---- Exercise material
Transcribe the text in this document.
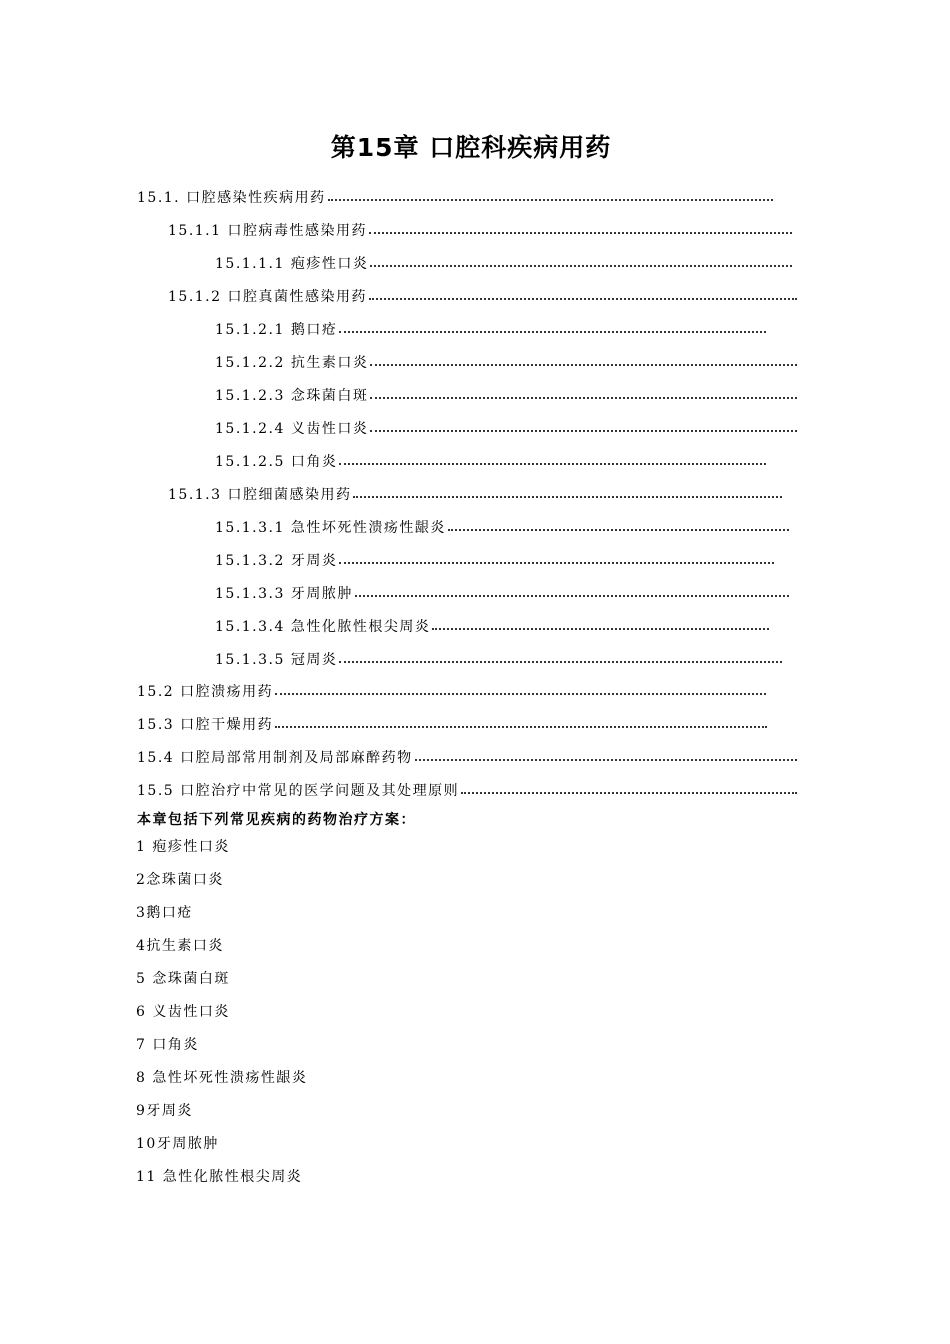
第15章 口腔科疾病用药
15.1. 口腔感染性疾病用药
15.1.1 口腔病毒性感染用药
15.1.1.1 疱疹性口炎
15.1.2 口腔真菌性感染用药
15.1.2.1 鹅口疮
15.1.2.2 抗生素口炎
15.1.2.3 念珠菌白斑
15.1.2.4 义齿性口炎
15.1.2.5 口角炎
15.1.3 口腔细菌感染用药
15.1.3.1 急性坏死性溃疡性龈炎
15.1.3.2 牙周炎
15.1.3.3 牙周脓肿
15.1.3.4 急性化脓性根尖周炎
15.1.3.5 冠周炎
15.2 口腔溃疡用药
15.3 口腔干燥用药
15.4 口腔局部常用制剂及局部麻醉药物
15.5 口腔治疗中常见的医学问题及其处理原则
本章包括下列常见疾病的药物治疗方案：
1 疱疹性口炎
2念珠菌口炎
3鹅口疮
4抗生素口炎
5 念珠菌白斑
6 义齿性口炎
7 口角炎
8 急性坏死性溃疡性龈炎
9牙周炎
10牙周脓肿
11 急性化脓性根尖周炎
--------
Goal of the exercise - Your task is to return the entries above exactly, with no pictures.

Expected answer -
Transcribe the text in this document.
第15章 口腔科疾病用药
15.1. 口腔感染性疾病用药
15.1.1 口腔病毒性感染用药
15.1.1.1 疱疹性口炎
15.1.2 口腔真菌性感染用药
15.1.2.1 鹅口疮
15.1.2.2 抗生素口炎
15.1.2.3 念珠菌白斑
15.1.2.4 义齿性口炎
15.1.2.5 口角炎
15.1.3 口腔细菌感染用药
15.1.3.1 急性坏死性溃疡性龈炎
15.1.3.2 牙周炎
15.1.3.3 牙周脓肿
15.1.3.4 急性化脓性根尖周炎
15.1.3.5 冠周炎
15.2 口腔溃疡用药
15.3 口腔干燥用药
15.4 口腔局部常用制剂及局部麻醉药物
15.5 口腔治疗中常见的医学问题及其处理原则
本章包括下列常见疾病的药物治疗方案：
1 疱疹性口炎
2念珠菌口炎
3鹅口疮
4抗生素口炎
5 念珠菌白斑
6 义齿性口炎
7 口角炎
8 急性坏死性溃疡性龈炎
9牙周炎
10牙周脓肿
11 急性化脓性根尖周炎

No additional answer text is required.